> Exercise
In the copy, keep every record exact and leave out all images.

> Given records
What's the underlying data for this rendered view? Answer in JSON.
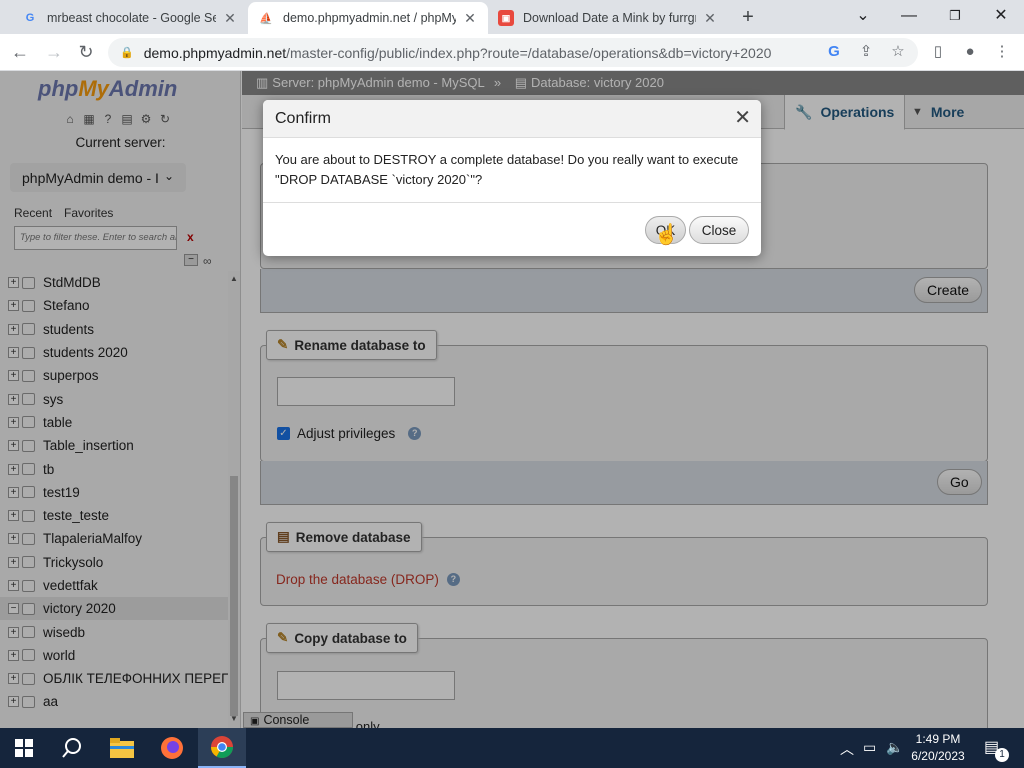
{
  "browser": {
    "tabs": [
      {
        "title": "mrbeast chocolate - Google Sear",
        "favicon": "google-icon"
      },
      {
        "title": "demo.phpmyadmin.net / phpMy",
        "favicon": "phpmyadmin-icon"
      },
      {
        "title": "Download Date a Mink by furrgr",
        "favicon": "itch-icon"
      }
    ],
    "new_tab_label": "+",
    "url_host": "demo.phpmyadmin.net",
    "url_path": "/master-config/public/index.php?route=/database/operations&db=victory+2020"
  },
  "nav": {
    "logo_php": "php",
    "logo_my": "My",
    "logo_admin": "Admin",
    "current_server_label": "Current server:",
    "server_select": "phpMyAdmin demo - I",
    "tab_recent": "Recent",
    "tab_favorites": "Favorites",
    "filter_placeholder": "Type to filter these. Enter to search al",
    "filter_clear": "x",
    "databases": [
      "StdMdDB",
      "Stefano",
      "students",
      "students 2020",
      "superpos",
      "sys",
      "table",
      "Table_insertion",
      "tb",
      "test19",
      "teste_teste",
      "TlapaleriaMalfoy",
      "Trickysolo",
      "vedettfak",
      "victory 2020",
      "wisedb",
      "world",
      "ОБЛІК ТЕЛЕФОННИХ ПЕРЕГ",
      "aa"
    ],
    "selected_db": "victory 2020"
  },
  "main": {
    "breadcrumb_server": "Server: phpMyAdmin demo - MySQL",
    "breadcrumb_sep": "»",
    "breadcrumb_db": "Database: victory 2020",
    "tab_partial": "rt",
    "tab_operations": "Operations",
    "tab_more": "More",
    "create_button": "Create",
    "rename_legend": "Rename database to",
    "adjust_privileges": "Adjust privileges",
    "go_button": "Go",
    "remove_legend": "Remove database",
    "drop_link": "Drop the database (DROP)",
    "copy_legend": "Copy database to",
    "structure_only_partial": "ucture only",
    "console_label": "Console"
  },
  "dialog": {
    "title": "Confirm",
    "message": "You are about to DESTROY a complete database! Do you really want to execute \"DROP DATABASE `victory 2020`\"?",
    "ok_label": "OK",
    "close_label": "Close"
  },
  "taskbar": {
    "time": "1:49 PM",
    "date": "6/20/2023",
    "notification_count": "1"
  }
}
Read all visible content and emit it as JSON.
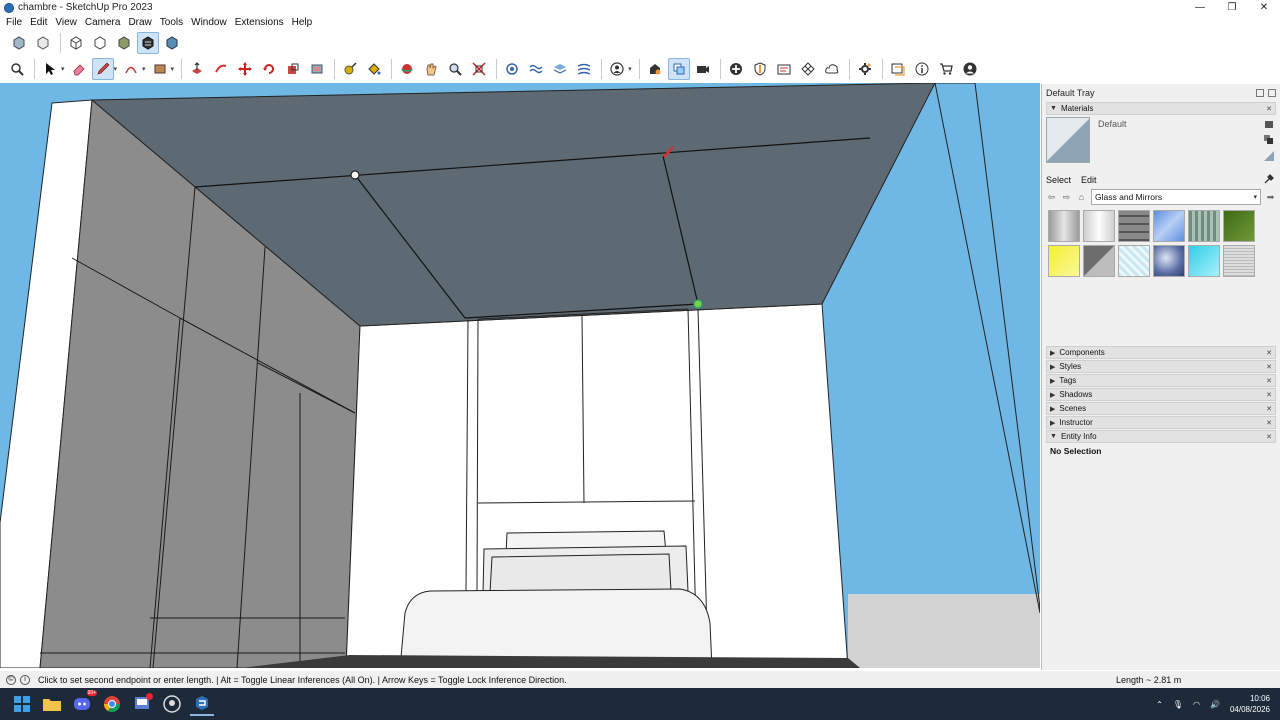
{
  "window": {
    "title": "chambre - SketchUp Pro 2023",
    "controls": [
      "—",
      "❐",
      "✕"
    ]
  },
  "menu": [
    "File",
    "Edit",
    "View",
    "Camera",
    "Draw",
    "Tools",
    "Window",
    "Extensions",
    "Help"
  ],
  "tray": {
    "title": "Default Tray",
    "materials": {
      "header": "Materials",
      "current_name": "Default",
      "tab_select": "Select",
      "tab_edit": "Edit",
      "library": "Glass and Mirrors",
      "swatches": [
        "#b9b9b9",
        "#e8e8e8",
        "#6b6b6b",
        "#7ca6ea",
        "#8ba59a",
        "#4f7a23",
        "#f3f032",
        "#8b8b8b",
        "#dff1f7",
        "#6e7fae",
        "#41d8ee",
        "#c8c8c8"
      ]
    },
    "panels": [
      "Components",
      "Styles",
      "Tags",
      "Shadows",
      "Scenes",
      "Instructor",
      "Entity Info"
    ],
    "entity_info": "No Selection"
  },
  "status": {
    "message": "Click to set second endpoint or enter length. | Alt = Toggle Linear Inferences (All On). | Arrow Keys = Toggle Lock Inference Direction.",
    "measure_label": "Length",
    "measure_value": "~ 2.81 m"
  },
  "taskbar": {
    "time": "10:06",
    "date": "04/08/2026",
    "notification_badge": "99+"
  },
  "colors": {
    "sky": "#6fb7e4",
    "ceiling": "#5e6a73",
    "wall": "#8c8c8c",
    "accent": "#8ab5e0"
  }
}
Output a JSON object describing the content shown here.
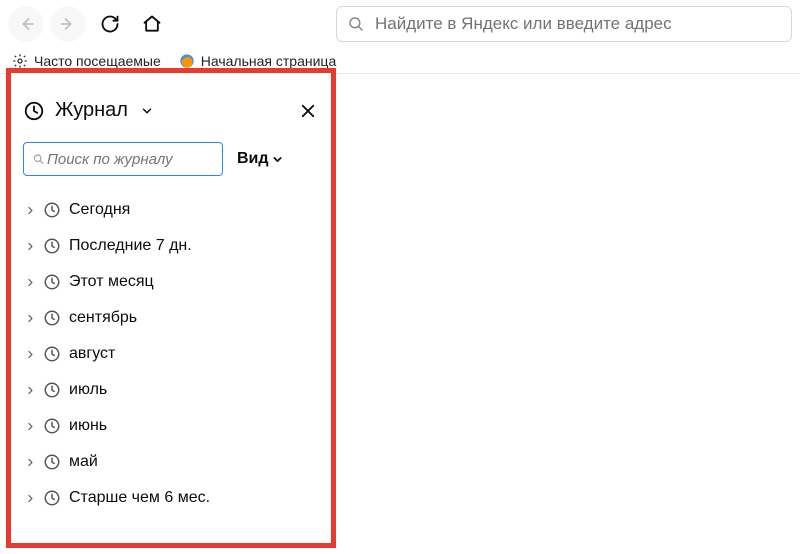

> Exercise solution
What's the underlying data for this rendered view? Answer in JSON.
{
  "browser": {
    "tabs": [
      {
        "title": "mrbeast chocolate - Google Sear",
        "favicon": "google-icon"
      },
      {
        "title": "demo.phpmyadmin.net / phpMy",
        "favicon": "phpmyadmin-icon"
      },
      {
        "title": "Download Date a Mink by furrgr",
        "favicon": "itch-icon"
      }
    ],
    "new_tab_label": "+",
    "url_host": "demo.phpmyadmin.net",
    "url_path": "/master-config/public/index.php?route=/database/operations&db=victory+2020"
  },
  "nav": {
    "logo_php": "php",
    "logo_my": "My",
    "logo_admin": "Admin",
    "current_server_label": "Current server:",
    "server_select": "phpMyAdmin demo - I",
    "tab_recent": "Recent",
    "tab_favorites": "Favorites",
    "filter_placeholder": "Type to filter these. Enter to search al",
    "filter_clear": "x",
    "databases": [
      "StdMdDB",
      "Stefano",
      "students",
      "students 2020",
      "superpos",
      "sys",
      "table",
      "Table_insertion",
      "tb",
      "test19",
      "teste_teste",
      "TlapaleriaMalfoy",
      "Trickysolo",
      "vedettfak",
      "victory 2020",
      "wisedb",
      "world",
      "ОБЛІК ТЕЛЕФОННИХ ПЕРЕГ",
      "aa"
    ],
    "selected_db": "victory 2020"
  },
  "main": {
    "breadcrumb_server": "Server: phpMyAdmin demo - MySQL",
    "breadcrumb_sep": "»",
    "breadcrumb_db": "Database: victory 2020",
    "tab_partial": "rt",
    "tab_operations": "Operations",
    "tab_more": "More",
    "create_button": "Create",
    "rename_legend": "Rename database to",
    "adjust_privileges": "Adjust privileges",
    "go_button": "Go",
    "remove_legend": "Remove database",
    "drop_link": "Drop the database (DROP)",
    "copy_legend": "Copy database to",
    "structure_only_partial": "ucture only",
    "console_label": "Console"
  },
  "dialog": {
    "title": "Confirm",
    "message": "You are about to DESTROY a complete database! Do you really want to execute \"DROP DATABASE `victory 2020`\"?",
    "ok_label": "OK",
    "close_label": "Close"
  },
  "taskbar": {
    "time": "1:49 PM",
    "date": "6/20/2023",
    "notification_count": "1"
  }
}
Read all visible content and emit it as JSON.
{
  "window": {
    "title": "chambre - SketchUp Pro 2023",
    "controls": [
      "—",
      "❐",
      "✕"
    ]
  },
  "menu": [
    "File",
    "Edit",
    "View",
    "Camera",
    "Draw",
    "Tools",
    "Window",
    "Extensions",
    "Help"
  ],
  "tray": {
    "title": "Default Tray",
    "materials": {
      "header": "Materials",
      "current_name": "Default",
      "tab_select": "Select",
      "tab_edit": "Edit",
      "library": "Glass and Mirrors",
      "swatches": [
        "#b9b9b9",
        "#e8e8e8",
        "#6b6b6b",
        "#7ca6ea",
        "#8ba59a",
        "#4f7a23",
        "#f3f032",
        "#8b8b8b",
        "#dff1f7",
        "#6e7fae",
        "#41d8ee",
        "#c8c8c8"
      ]
    },
    "panels": [
      "Components",
      "Styles",
      "Tags",
      "Shadows",
      "Scenes",
      "Instructor",
      "Entity Info"
    ],
    "entity_info": "No Selection"
  },
  "status": {
    "message": "Click to set second endpoint or enter length. | Alt = Toggle Linear Inferences (All On). | Arrow Keys = Toggle Lock Inference Direction.",
    "measure_label": "Length",
    "measure_value": "~ 2.81 m"
  },
  "taskbar": {
    "time": "10:06",
    "date": "04/08/2026",
    "notification_badge": "99+"
  },
  "colors": {
    "sky": "#6fb7e4",
    "ceiling": "#5e6a73",
    "wall": "#8c8c8c",
    "accent": "#8ab5e0"
  }
}
Output a JSON object describing the content shown here.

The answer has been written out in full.